Your Investor Brain: Squirrel, Monkey or Lizard?
Forget the bulls and bears. According to a recent news report, anthropologists are looking at a different group of animals for hints about how our "investor brains" evolved. Monkeys are the worst, as they get "easily excited at the next big investment opportunity in hopes of making a killing. Not much thought goes into what they do." We assume anyone involved in flipping condos or speculating on dot-com stocks would qualify as a monkey.
Lizards play it too safe: they "defy logic when investing and get a rush of adrenaline that tells them they are about to be killed in the market." Right, buy high, sell low, go broke. So, who's left to make a killing? Squirrels, of course: "The squirrel brains are often the most successful investors. These guys take the time to hunt for nuts to store for the future instead of eating them all in one place." Dull, right? Maybe so, but while the monkey and lizard don't end up with much over the long term, the squirrels "build their savings with monthly nut deposits, then sit back in the tree and enjoy their leisure time without worry."
Anthropologists use animals to describe investing traits [Chicago Tribune]
(Photo: blue_j)
Post a comment
Comments:
@bobert: Most investors aren't light enough on their feet to get across that rice paper, quick enough to snatch that pepple, or pain-tolerate enough to pick up that caldron full of hot coals with their forearms.
@jessedybka: and you are screwed when someone cuts down your nut-hiding tree [throws out your mattress stuffed with money]
@floraposte: i decided long ago that squirrels are temporally challenged. they see the car and know it will cut them off from the home tree. but it doesn't occur to them that the car will not be cutting them off forever. so they need to get home before the car comes because if they don't they will never get home. they just can't extrapolate the path of the vehicle to include the time when it is past them.

DATASET ROWS>
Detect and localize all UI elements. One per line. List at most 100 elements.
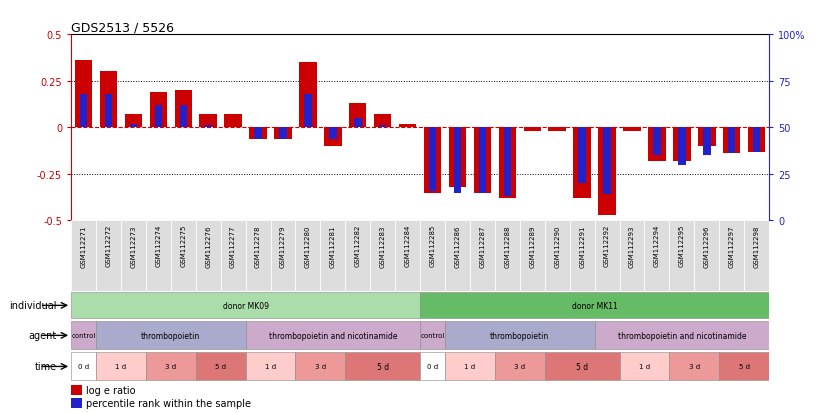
Text: 1 d: 1 d (464, 363, 476, 370)
Bar (180, 106, 187, 128)
Bar (254, 128, 262, 139)
Text: GSM112281: GSM112281 (330, 224, 336, 267)
Text: GSM112289: GSM112289 (529, 224, 535, 267)
Bar (429, 128, 436, 191)
Text: GSM112273: GSM112273 (130, 224, 136, 267)
Bar (619, 221, 645, 291)
Text: 1 d: 1 d (265, 363, 276, 370)
Bar (723, 128, 741, 154)
Bar (71, 292, 420, 319)
Bar (271, 221, 295, 291)
Text: GSM112275: GSM112275 (181, 224, 186, 267)
Bar (370, 221, 395, 291)
Bar (145, 353, 196, 380)
Bar (196, 353, 246, 380)
Bar (329, 128, 337, 139)
Bar (71, 398, 82, 408)
Bar (279, 128, 287, 139)
Text: GSM112271: GSM112271 (80, 224, 86, 267)
Text: GSM112276: GSM112276 (205, 224, 212, 267)
Text: control: control (71, 332, 95, 339)
Bar (495, 353, 545, 380)
Text: time: time (35, 361, 57, 372)
Text: thrombopoietin and nicotinamide: thrombopoietin and nicotinamide (618, 331, 746, 340)
Bar (221, 221, 246, 291)
Text: 5 d: 5 d (739, 363, 750, 370)
Text: thrombopoietin and nicotinamide: thrombopoietin and nicotinamide (268, 331, 397, 340)
Bar (479, 128, 487, 193)
Bar (569, 221, 594, 291)
Text: log e ratio: log e ratio (86, 385, 136, 395)
Bar (200, 115, 217, 128)
Bar (374, 115, 391, 128)
Bar (495, 221, 520, 291)
Bar (354, 119, 361, 128)
Bar (345, 353, 420, 380)
Bar (74, 61, 92, 128)
Bar (619, 353, 670, 380)
Text: 0 d: 0 d (78, 363, 89, 370)
Bar (445, 221, 470, 291)
Bar (548, 128, 566, 132)
Text: 3 d: 3 d (689, 363, 700, 370)
Bar (96, 353, 145, 380)
Text: GSM112280: GSM112280 (305, 224, 311, 267)
Bar (145, 221, 171, 291)
Text: GSM112293: GSM112293 (629, 224, 635, 267)
Bar (395, 221, 420, 291)
Text: 3 d: 3 d (315, 363, 326, 370)
Text: GSM112294: GSM112294 (654, 224, 660, 267)
Bar (304, 95, 312, 128)
Bar (196, 221, 221, 291)
Text: GSM112298: GSM112298 (754, 224, 760, 267)
Bar (470, 221, 495, 291)
Bar (96, 221, 121, 291)
Bar (71, 353, 96, 380)
Bar (155, 106, 162, 128)
Bar (719, 221, 744, 291)
Bar (71, 385, 82, 395)
Text: GSM112295: GSM112295 (679, 224, 685, 267)
Bar (474, 128, 491, 193)
Text: 5 d: 5 d (576, 362, 589, 371)
Text: thrombopoietin: thrombopoietin (490, 331, 549, 340)
Bar (295, 353, 345, 380)
Text: percentile rank within the sample: percentile rank within the sample (86, 398, 252, 408)
Bar (424, 128, 441, 193)
Bar (520, 221, 545, 291)
Bar (320, 221, 345, 291)
Bar (130, 124, 137, 128)
Bar (246, 221, 271, 291)
Text: GSM112284: GSM112284 (405, 224, 410, 267)
Bar (545, 221, 569, 291)
Bar (420, 353, 445, 380)
Bar (695, 221, 719, 291)
Text: GSM112286: GSM112286 (455, 224, 461, 267)
Bar (205, 126, 212, 128)
Text: donor MK09: donor MK09 (222, 301, 268, 310)
Bar (445, 322, 594, 349)
Text: agent: agent (29, 330, 57, 341)
Bar (420, 221, 445, 291)
Bar (545, 353, 619, 380)
Text: individual: individual (9, 301, 57, 311)
Text: GSM112290: GSM112290 (554, 224, 560, 267)
Text: 3 d: 3 d (166, 363, 176, 370)
Text: GSM112297: GSM112297 (729, 224, 735, 267)
Bar (498, 128, 516, 199)
Bar (71, 221, 96, 291)
Bar (645, 221, 670, 291)
Bar (104, 95, 112, 128)
Text: GSM112288: GSM112288 (504, 224, 510, 267)
Text: GSM112296: GSM112296 (704, 224, 710, 267)
Bar (748, 128, 766, 152)
Bar (698, 128, 716, 147)
Bar (624, 128, 640, 132)
Bar (249, 128, 267, 139)
Bar (703, 128, 711, 156)
Bar (420, 322, 445, 349)
Bar (599, 128, 616, 216)
Bar (753, 128, 761, 152)
Text: GSM112272: GSM112272 (105, 224, 111, 267)
Text: GSM112283: GSM112283 (380, 224, 385, 267)
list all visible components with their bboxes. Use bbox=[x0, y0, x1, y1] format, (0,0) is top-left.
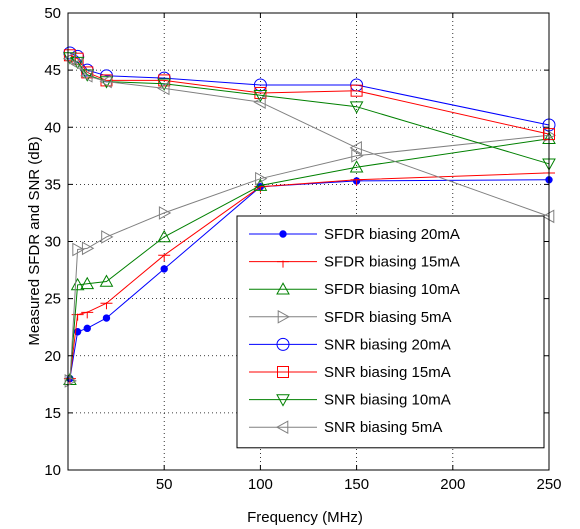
data-point bbox=[99, 74, 112, 89]
legend-item-3: SFDR biasing 10mA bbox=[249, 281, 460, 298]
legend-marker bbox=[275, 420, 289, 435]
y-tick-label: 35 bbox=[44, 176, 61, 193]
y-tick-label: 40 bbox=[44, 119, 61, 136]
x-tick-label: 50 bbox=[156, 476, 173, 493]
y-tick-label: 10 bbox=[44, 462, 61, 479]
legend-marker bbox=[276, 282, 290, 295]
legend-marker bbox=[277, 309, 291, 324]
series-line bbox=[69, 54, 550, 135]
data-point bbox=[158, 206, 172, 220]
data-point bbox=[81, 66, 94, 79]
legend-marker bbox=[277, 260, 289, 268]
y-tick-label: 50 bbox=[44, 5, 61, 22]
legend-label: SFDR biasing 5mA bbox=[324, 309, 452, 326]
data-point bbox=[157, 81, 170, 96]
legend-label: SFDR biasing 10mA bbox=[324, 281, 460, 298]
data-point bbox=[72, 242, 85, 257]
series-3 bbox=[63, 131, 556, 386]
data-point bbox=[255, 171, 268, 186]
legend-label: SNR biasing 5mA bbox=[324, 419, 442, 436]
data-point bbox=[350, 178, 363, 186]
data-point bbox=[253, 89, 268, 103]
y-axis-label: Measured SFDR and SNR (dB) bbox=[26, 136, 43, 345]
legend-label: SNR biasing 10mA bbox=[324, 392, 451, 409]
y-tick-label: 45 bbox=[44, 62, 61, 79]
data-point bbox=[350, 84, 363, 97]
legend-marker bbox=[276, 337, 290, 351]
legend-item-1: SFDR biasing 20mA bbox=[249, 226, 460, 243]
legend-box bbox=[236, 215, 545, 449]
data-point bbox=[70, 277, 85, 291]
series-6 bbox=[63, 49, 555, 141]
series-line bbox=[69, 134, 550, 381]
legend-label: SFDR biasing 20mA bbox=[324, 226, 460, 243]
x-tick-label: 200 bbox=[440, 476, 465, 493]
y-tick-label: 20 bbox=[44, 348, 61, 365]
x-axis-label: Frequency (MHz) bbox=[247, 509, 363, 526]
legend: SFDR biasing 20mA SFDR biasing 15mA SFDR b… bbox=[236, 215, 545, 449]
data-point bbox=[101, 230, 114, 244]
data-point bbox=[157, 78, 172, 91]
data-point bbox=[253, 178, 268, 191]
data-point bbox=[83, 324, 91, 333]
data-point bbox=[81, 311, 94, 319]
data-point bbox=[63, 52, 77, 65]
legend-label: SNR biasing 15mA bbox=[324, 364, 451, 381]
legend-label: SFDR biasing 15mA bbox=[324, 254, 460, 271]
legend-item-6: SNR biasing 15mA bbox=[249, 364, 451, 381]
series-8 bbox=[62, 51, 555, 224]
data-point bbox=[253, 95, 266, 109]
legend-item-7: SNR biasing 10mA bbox=[249, 392, 451, 409]
legend-item-5: SNR biasing 20mA bbox=[249, 336, 451, 353]
data-point bbox=[157, 229, 172, 243]
data-point bbox=[100, 302, 113, 310]
data-point bbox=[102, 314, 111, 322]
y-tick-label: 15 bbox=[44, 405, 61, 422]
data-point bbox=[349, 160, 364, 173]
legend-marker bbox=[277, 366, 289, 378]
data-point bbox=[349, 140, 362, 155]
data-point bbox=[541, 209, 555, 224]
y-tick-label: 25 bbox=[44, 291, 61, 308]
data-point bbox=[63, 49, 76, 62]
legend-marker bbox=[276, 394, 290, 407]
data-point bbox=[160, 265, 168, 273]
data-point bbox=[351, 148, 364, 163]
legend-label: SNR biasing 20mA bbox=[324, 336, 451, 353]
legend-item-8: SNR biasing 5mA bbox=[249, 419, 442, 436]
data-point bbox=[64, 374, 77, 388]
series-line bbox=[69, 138, 550, 380]
data-point bbox=[80, 68, 93, 83]
data-point bbox=[158, 254, 171, 262]
data-point bbox=[543, 128, 557, 143]
series-line bbox=[69, 52, 550, 126]
ticks: 50 100 150 200 250 10 15 20 25 30 35 40 45 50 bbox=[44, 5, 561, 493]
x-tick-label: 150 bbox=[344, 476, 369, 493]
data-point bbox=[99, 274, 114, 287]
data-point bbox=[80, 276, 95, 290]
data-point bbox=[253, 78, 267, 92]
legend-item-4: SFDR biasing 5mA bbox=[249, 309, 452, 326]
data-point bbox=[81, 241, 95, 256]
x-tick-label: 250 bbox=[536, 476, 561, 493]
series-4 bbox=[64, 128, 557, 388]
x-tick-label: 100 bbox=[248, 476, 273, 493]
series-line bbox=[69, 58, 550, 217]
data-point bbox=[80, 69, 95, 82]
data-point bbox=[349, 101, 364, 114]
data-point bbox=[70, 57, 83, 72]
series-7 bbox=[63, 52, 556, 171]
legend-marker bbox=[279, 230, 287, 238]
data-point bbox=[62, 51, 76, 66]
series-line bbox=[69, 57, 550, 165]
legend-item-2: SFDR biasing 15mA bbox=[249, 254, 460, 271]
y-tick-label: 30 bbox=[44, 234, 61, 251]
series-layer bbox=[62, 46, 557, 388]
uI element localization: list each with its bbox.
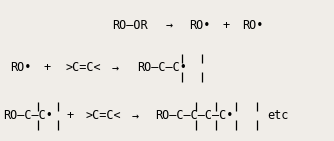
Text: etc: etc [267,109,289,122]
Text: →: → [165,19,172,32]
Text: →: → [112,61,119,74]
Text: →: → [132,109,139,122]
Text: RO–C–C–C–C•: RO–C–C–C–C• [155,109,234,122]
Text: RO•: RO• [10,61,31,74]
Text: RO•: RO• [189,19,210,32]
Text: +: + [67,109,74,122]
Text: +: + [43,61,50,74]
Text: +: + [222,19,229,32]
Text: RO–C–C•: RO–C–C• [3,109,53,122]
Text: RO–C–C•: RO–C–C• [137,61,187,74]
Text: >C=C<: >C=C< [65,61,101,74]
Text: RO•: RO• [242,19,264,32]
Text: RO–OR: RO–OR [112,19,148,32]
Text: >C=C<: >C=C< [85,109,121,122]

TO-DO LIST>
1. Could you reproduce, word for word, the part of the investor-brain post from "Lizards play it" up to and including "(Photo: blue_j)"?
2. Can you carry the investor-brain post forward from the point where it ends?

WRITTEN RESPONSES>
1.
Lizards play it too safe: they "defy logic when investing and get a rush of adrenaline that tells them they are about to be killed in the market." Right, buy high, sell low, go broke. So, who's left to make a killing? Squirrels, of course: "The squirrel brains are often the most successful investors. These guys take the time to hunt for nuts to store for the future instead of eating them all in one place." Dull, right? Maybe so, but while the monkey and lizard don't end up with much over the long term, the squirrels "build their savings with monthly nut deposits, then sit back in the tree and enjoy their leisure time without worry."
Anthropologists use animals to describe investing traits [Chicago Tribune]
(Photo: blue_j)

2.
they aren't actually stupid, i've had too many food items stolen out from under my nose while camping and had some neighbors who had squirrels open their sliding door, get into the breadbox and steal all the bread.
Well...aren't the bulk of investments speculative and nonsensical? The major stock markets are basically groupthink with a multitude of money. And most product/service offerings by listed and unlisted companies have some scam segment to their business plan.
There is no evolution involved. They are just willing to throw their money behind people with questionable morals. Who does that describe? Maybe the caveman selling T-Rex insurance?
@catastrophegirl: That...makes sense.
That theory could be applied to the people who speed up when you signal that you're changing lanes but I think those people are just assholes.
@catastrophegirl: I see you never saw the insurance commercial where the 2 squirrels were working to make cars swerve off the road. They would high five each other when they got one. I think its a national squirrel pass time. Most just are not very good at it.









How about an investing theory based on the traditional Shaolin Five Animals of martial arts?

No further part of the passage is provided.